▶ _EXERCISE OBJECTIVE_: List each line in the records below that contains the string "arrow".

▶ _ENTRIES_:
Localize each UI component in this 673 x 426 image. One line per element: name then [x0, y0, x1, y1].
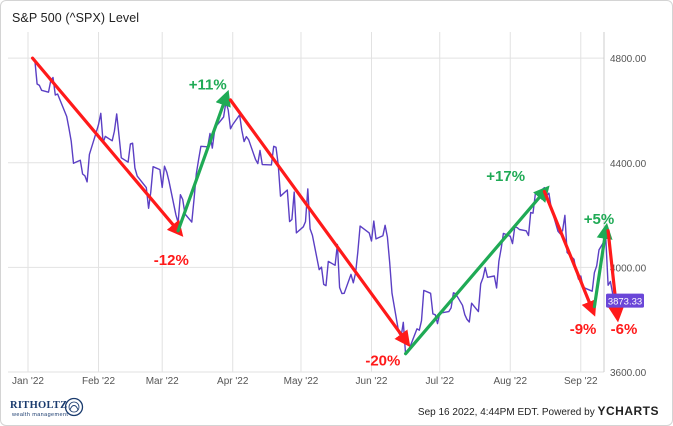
x-tick-label: Apr '22 — [217, 376, 249, 387]
decline-arrow — [542, 189, 597, 317]
last-value-badge-bg — [606, 293, 644, 308]
credit-text: Sep 16 2022, 4:44PM EDT. Powered by — [417, 407, 598, 418]
axes: 3600.00 4000.00 4400.00 4800.00 Jan '22 Feb '… — [12, 54, 647, 387]
grid-lines — [8, 32, 605, 373]
ycharts-brand[interactable]: YCHARTS — [597, 404, 659, 418]
x-tick-label: May '22 — [284, 376, 319, 387]
x-tick-label: Jan '22 — [12, 376, 44, 387]
x-tick-label: Jul '22 — [425, 376, 454, 387]
logo-sub-text: wealth management — [12, 412, 69, 418]
x-tick-label: Jun '22 — [356, 376, 388, 387]
decline-label: -6% — [611, 321, 638, 338]
last-value-text: 3873.33 — [608, 297, 642, 308]
x-tick-label: Sep '22 — [564, 376, 598, 387]
seal-icon — [64, 397, 84, 417]
price-line — [32, 58, 616, 356]
logo-main-text: RITHOLTZ — [10, 400, 68, 411]
gain-arrow — [404, 185, 550, 356]
annotations: -12% +11% -20% +17% -9% +5% -6% — [30, 56, 638, 369]
footer-credit: Sep 16 2022, 4:44PM EDT. Powered by YCHA… — [418, 404, 659, 418]
x-tick-label: Aug '22 — [493, 376, 527, 387]
x-tick-label: Mar '22 — [146, 376, 179, 387]
x-tick-label: Feb '22 — [82, 376, 115, 387]
gain-label: +11% — [189, 77, 227, 94]
y-tick-label: 4000.00 — [610, 263, 647, 274]
series — [32, 58, 616, 356]
gain-label: +17% — [486, 168, 525, 185]
decline-label: -9% — [570, 321, 597, 338]
y-tick-label: 4800.00 — [610, 54, 647, 65]
decline-arrow — [228, 98, 411, 348]
y-tick-label: 3600.00 — [610, 368, 647, 379]
decline-label: -20% — [365, 352, 400, 369]
decline-arrow — [30, 56, 184, 237]
chart-title: S&P 500 (^SPX) Level — [12, 11, 140, 25]
gain-label: +5% — [584, 211, 614, 228]
ritholtz-logo: RITHOLTZ wealth management — [10, 396, 90, 422]
last-value-badge: 3873.33 — [606, 293, 644, 308]
y-tick-label: 4400.00 — [610, 159, 647, 170]
gain-arrow — [176, 89, 231, 233]
gain-arrow — [592, 222, 613, 309]
decline-label: -12% — [154, 252, 189, 269]
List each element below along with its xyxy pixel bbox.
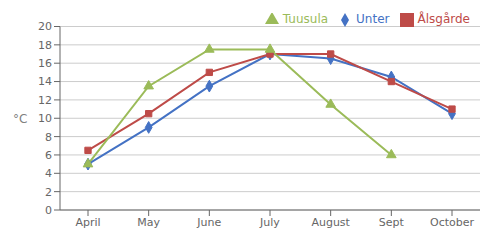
html-text:Unter: Unter: [356, 12, 390, 26]
svg-text:April: April: [75, 216, 100, 229]
svg-text:July: July: [259, 216, 280, 229]
svg-text:4: 4: [45, 167, 52, 180]
svg-text:14: 14: [38, 75, 52, 88]
html-text:Tuusula: Tuusula: [282, 12, 329, 26]
svg-text:16: 16: [38, 57, 52, 70]
html-text:Ålsgårde: Ålsgårde: [417, 12, 470, 26]
svg-text:20: 20: [38, 20, 52, 33]
svg-text:June: June: [196, 216, 221, 229]
svg-text:18: 18: [38, 39, 52, 52]
svg-text:°C: °C: [13, 112, 27, 126]
svg-text:Sept: Sept: [379, 216, 405, 229]
svg-text:2: 2: [45, 186, 52, 199]
svg-text:10: 10: [38, 112, 52, 125]
svg-text:October: October: [430, 216, 474, 229]
svg-text:12: 12: [38, 94, 52, 107]
svg-text:6: 6: [45, 149, 52, 162]
svg-text:August: August: [311, 216, 350, 229]
svg-text:0: 0: [45, 204, 52, 217]
svg-text:8: 8: [45, 131, 52, 144]
svg-text:May: May: [137, 216, 160, 229]
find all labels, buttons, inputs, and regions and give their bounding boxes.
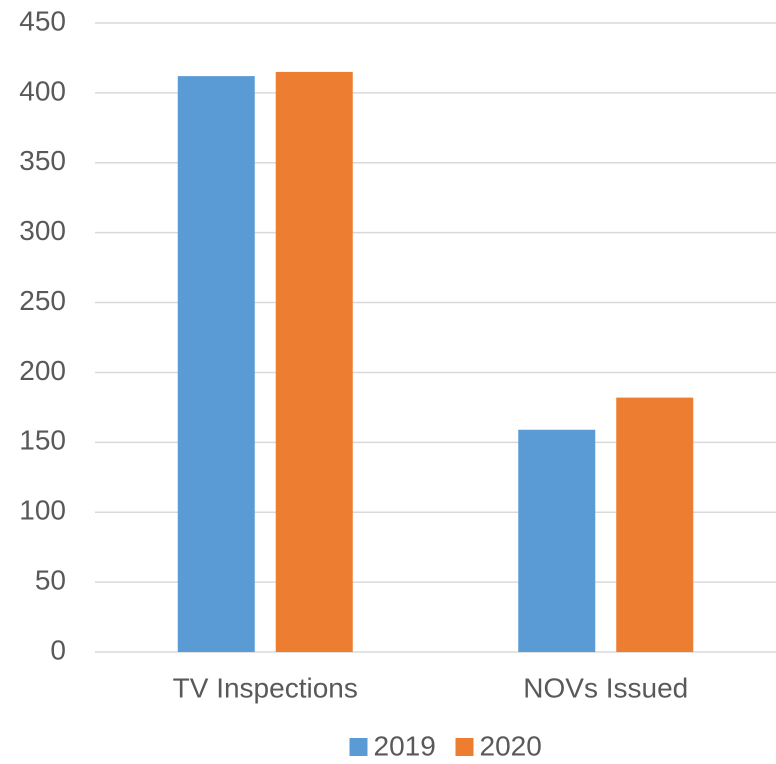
- x-tick-label: TV Inspections: [173, 672, 358, 703]
- x-tick-label: NOVs Issued: [523, 672, 688, 703]
- bar: [616, 397, 694, 652]
- y-tick-label: 350: [19, 145, 66, 176]
- y-tick-label: 200: [19, 355, 66, 386]
- y-tick-label: 300: [19, 215, 66, 246]
- legend-label: 2020: [480, 730, 542, 761]
- bar: [177, 76, 255, 653]
- y-tick-label: 0: [50, 634, 66, 665]
- legend-label: 2019: [374, 730, 436, 761]
- y-tick-label: 450: [19, 5, 66, 36]
- y-tick-label: 150: [19, 425, 66, 456]
- y-tick-label: 100: [19, 495, 66, 526]
- y-tick-label: 400: [19, 75, 66, 106]
- bar: [275, 71, 353, 652]
- y-tick-label: 250: [19, 285, 66, 316]
- legend-swatch: [349, 738, 368, 756]
- legend-swatch: [455, 738, 474, 756]
- y-tick-label: 50: [35, 565, 66, 596]
- bar: [518, 429, 596, 652]
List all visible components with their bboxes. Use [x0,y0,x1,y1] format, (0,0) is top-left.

▶ _FINAL RESULT_:
decline-arrow — [542, 189, 597, 317]
gain-arrow — [404, 185, 550, 356]
decline-arrow — [228, 98, 411, 348]
decline-arrow — [30, 56, 184, 237]
gain-arrow — [176, 89, 231, 233]
gain-arrow — [592, 222, 613, 309]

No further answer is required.